Delhi was really easy to get around, with an underground system, heaps of cruising autorickshaws (open sided 3 wheel cars) and, yes, the local buses.
The Metro look us to the Red Fort (photos attached) which after the imposing gate was a bit dissappointing as years ago the army had stripped out all the shiny stuff - although the remaining marble work was still impressive. We also took a bit of a walk and found India's largest Mosque, consisting of a really big square with a facade pointing the way to Mecca.
Our second day in town we took in "New Delhi" mostly built by the English, which includes a number of Mogul Empire tombs such as the striking "Humayun's Tomb". This one was hidden behind a high fence, forcing you to pass through the gate before revealing itself.
On our final full day in Delhi we decided to crank things up a notch and try ... the LOCAL Bus network!!! No tourists, air conditioning or assigned/comfortable seating here people.
We started off well and found our bus to the Qutb Minar, which would make a fantanstic replacement for Auckland's Sky Tower (photos attached). The bus back was NOT so good - the bus was full and the central isle clogged with people when we got on. At least Sandra managed to slide into one of the seats reserved for women (which an old man kindly got out of). The bus took off, and at every stop more and more people got on...and no-one got off! By the end of it we had the local population leaning over us from all directions, and occasionally poping up under our arm-pits. Finally, about 5 minutes before we thought we would arrive at our stop we started trying to reach the doorway (from the middle of the bus) - this was almost impossible. Finally, we managed to slip-stream in befind a small Hindu woman who seemed to have a knack for pushing through the crowd, and managed to squeeze through the mass of people between us and the door. It was more of an ammusemnet pack ride than a simple transit accros town!
After Delhi we travelled to Jaipur, in the
desert state of Rajasthan and home to a Marahaja's palace and the Amber fort.
We chartered an autorickshaw and visited a number of sites around the city, including a Temple of the Sun God, which is more well know for it's resident monkey troop than for the Sun God. The monkeys were great, they were really well behaved (and well fed) - some would happily open your hands up to extract all the peanuts you were holding (which the locals feed to them to improve their good Karma).
We were also impressed with Jaipur's Royal Gaitor (cenotaphs) which provided the cremation site for the Marahaja (pictures attached).

┄┄┄┄┄┄

**Objective**
Translate this sentence from the Delhi travel account into Spanish: "This one was hidden behind a high fence, forcing you to pass through the gate before revealing itself." The listing that comes next is separate material and has no connection to the Delhi travel account.

┄┄┄┄┄┄

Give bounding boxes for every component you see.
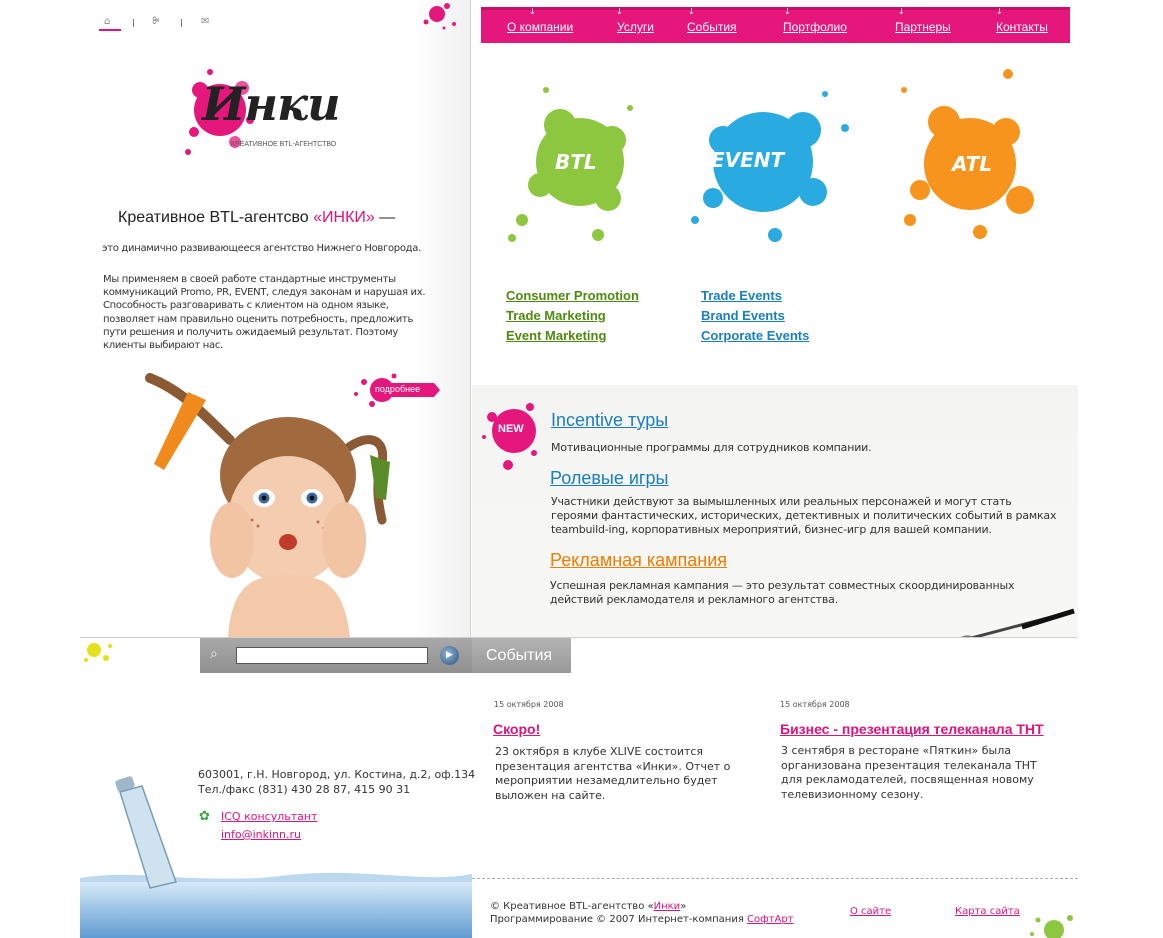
btl-blob[interactable] — [500, 80, 660, 250]
nav-events[interactable]: События — [687, 20, 737, 34]
new-badge-splash — [478, 395, 542, 475]
pink-splash-decoration — [414, 0, 464, 34]
nav-contacts[interactable]: Контакты — [996, 20, 1048, 34]
phone: Тел./факс (831) 430 28 87, 415 90 31 — [198, 783, 411, 796]
btl-label: BTL — [555, 150, 597, 174]
sitemap-icon[interactable]: ꔭ — [152, 16, 160, 27]
icq-link[interactable]: ICQ консультант — [221, 810, 318, 823]
search-icon: ⌕ — [210, 646, 218, 662]
logo[interactable] — [180, 60, 340, 160]
separator — [181, 19, 182, 27]
intro-heading-suffix: — — [379, 209, 396, 226]
news-date: 15 октября 2008 — [494, 700, 564, 709]
new-badge-label: NEW — [498, 423, 524, 435]
nav-marker: ↓ — [688, 7, 695, 16]
intro-heading-brand: «ИНКИ» — [313, 209, 375, 226]
icq-icon: ✿ — [199, 809, 210, 824]
link-corporate-events[interactable]: Corporate Events — [701, 328, 810, 343]
girl-illustration — [140, 370, 440, 637]
nav-marker: ↓ — [616, 7, 623, 16]
main-nav — [481, 7, 1070, 43]
intro-heading — [118, 209, 395, 227]
intro-heading-prefix: Креативное BTL-агентсво — [118, 209, 309, 226]
search-bar — [200, 638, 472, 673]
intro-line: это динамично развивающееся агентство Нижнего Новгорода. — [102, 243, 421, 254]
atl-label: ATL — [952, 152, 992, 176]
footer-copyright-suffix: » — [680, 901, 687, 912]
nav-marker: ↓ — [784, 7, 791, 16]
promo-title-incentive[interactable]: Incentive туры — [551, 410, 669, 430]
footer-copyright-prefix: © Креативное BTL-агентство « — [490, 901, 654, 912]
news-text: 23 октября в клубе XLIVE состоится презентация агентства «Инки». Отчет о мероприятии незамедлительно будет выложен на сайте. — [495, 745, 731, 802]
news-text: 3 сентября в ресторане «Пяткин» была организована презентация телеканала ТНТ для рекламодателей, посвященная новому телевизионному сезону. — [781, 744, 1037, 801]
nav-about[interactable]: О компании — [507, 20, 574, 34]
footer-divider — [472, 878, 1078, 879]
event-label: EVENT — [711, 148, 785, 172]
bottle-water-illustration — [80, 768, 472, 938]
footer-copyright — [490, 901, 686, 912]
nav-services[interactable]: Услуги — [617, 20, 654, 34]
home-active-indicator — [99, 29, 121, 31]
link-trade-events[interactable]: Trade Events — [701, 288, 782, 303]
search-submit-icon[interactable]: ▶ — [440, 646, 459, 665]
more-button-label: подробнее — [375, 384, 421, 394]
mail-icon[interactable]: ✉ — [201, 16, 210, 27]
promo-text-role-games: Участники действуют за вымышленных или реальных персонажей и могут стать героями фантастических, исторических, детективных и политических событий в рамках teambuild-ing, корпоративных мероприятий, бизнес-игр для вашей компании. — [551, 495, 1057, 536]
new-badge — [478, 395, 542, 475]
footer-programming — [490, 914, 794, 925]
news-date: 15 октября 2008 — [780, 700, 850, 709]
email-link[interactable]: info@inkinn.ru — [221, 828, 302, 841]
footer-about-link[interactable]: О сайте — [850, 906, 892, 917]
green-splash-decoration — [1020, 908, 1078, 938]
footer-programming-text: Программирование © 2007 Интернет-компания — [490, 914, 744, 925]
link-consumer-promotion[interactable]: Consumer Promotion — [506, 288, 639, 303]
atl-blob[interactable] — [890, 60, 1060, 250]
link-event-marketing[interactable]: Event Marketing — [506, 328, 607, 343]
promo-text-ad-campaign: Успешная рекламная кампания — это результат совместных скоординированных действий рекламодателя и рекламного агентства. — [550, 579, 1015, 606]
promo-text-incentive: Мотивационные программы для сотрудников компании. — [551, 441, 872, 454]
yellow-splash-decoration — [80, 638, 120, 668]
promo-title-role-games[interactable]: Ролевые игры — [550, 468, 669, 488]
nav-marker: ↓ — [996, 7, 1003, 16]
address: 603001, г.Н. Новгород, ул. Костина, д.2, оф.134 — [198, 768, 476, 781]
page — [80, 0, 1078, 938]
nav-partners[interactable]: Партнеры — [895, 20, 951, 34]
events-tab[interactable]: События — [472, 638, 571, 673]
logo-text: Инки — [202, 77, 340, 131]
left-column — [80, 0, 471, 637]
promo-panel — [472, 385, 1078, 637]
nav-marker: ↓ — [529, 7, 536, 16]
news-title-tnt[interactable]: Бизнес - презентация телеканала ТНТ — [780, 721, 1044, 737]
link-brand-events[interactable]: Brand Events — [701, 308, 785, 323]
bottom-section — [80, 637, 1078, 938]
nav-marker: ↓ — [898, 7, 905, 16]
intro-paragraph: Мы применяем в своей работе стандартные инструменты коммуникаций Promo, PR, EVENT, следуя законам и нарушая их. Способность разговаривать с клиентом на одном языке, позволяет нам правильно оценить потребность, предложить пути решения и получить ожидаемый результат. Поэтому клиенты выбирают нас. — [103, 274, 426, 352]
link-trade-marketing[interactable]: Trade Marketing — [506, 308, 606, 323]
event-blob[interactable] — [685, 80, 865, 250]
promo-title-ad-campaign[interactable]: Рекламная кампания — [550, 550, 728, 570]
news-title-soon[interactable]: Скоро! — [493, 721, 541, 737]
footer-brand-link[interactable]: Инки — [653, 901, 681, 912]
separator — [133, 19, 134, 27]
home-icon[interactable]: ⌂ — [104, 16, 111, 27]
footer-sitemap-link[interactable]: Карта сайта — [955, 906, 1020, 917]
search-input[interactable] — [236, 647, 428, 664]
nav-portfolio[interactable]: Портфолио — [783, 20, 847, 34]
footer-developer-link[interactable]: СофтАрт — [747, 914, 794, 925]
logo-tagline: КРЕАТИВНОЕ BTL-АГЕНТСТВО — [231, 141, 337, 148]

┄┄┄┄┄┄

**Reply**
Esta estaba escondida detrás de una valla alta, lo que obligaba a pasar por la puerta antes de que se dejara ver.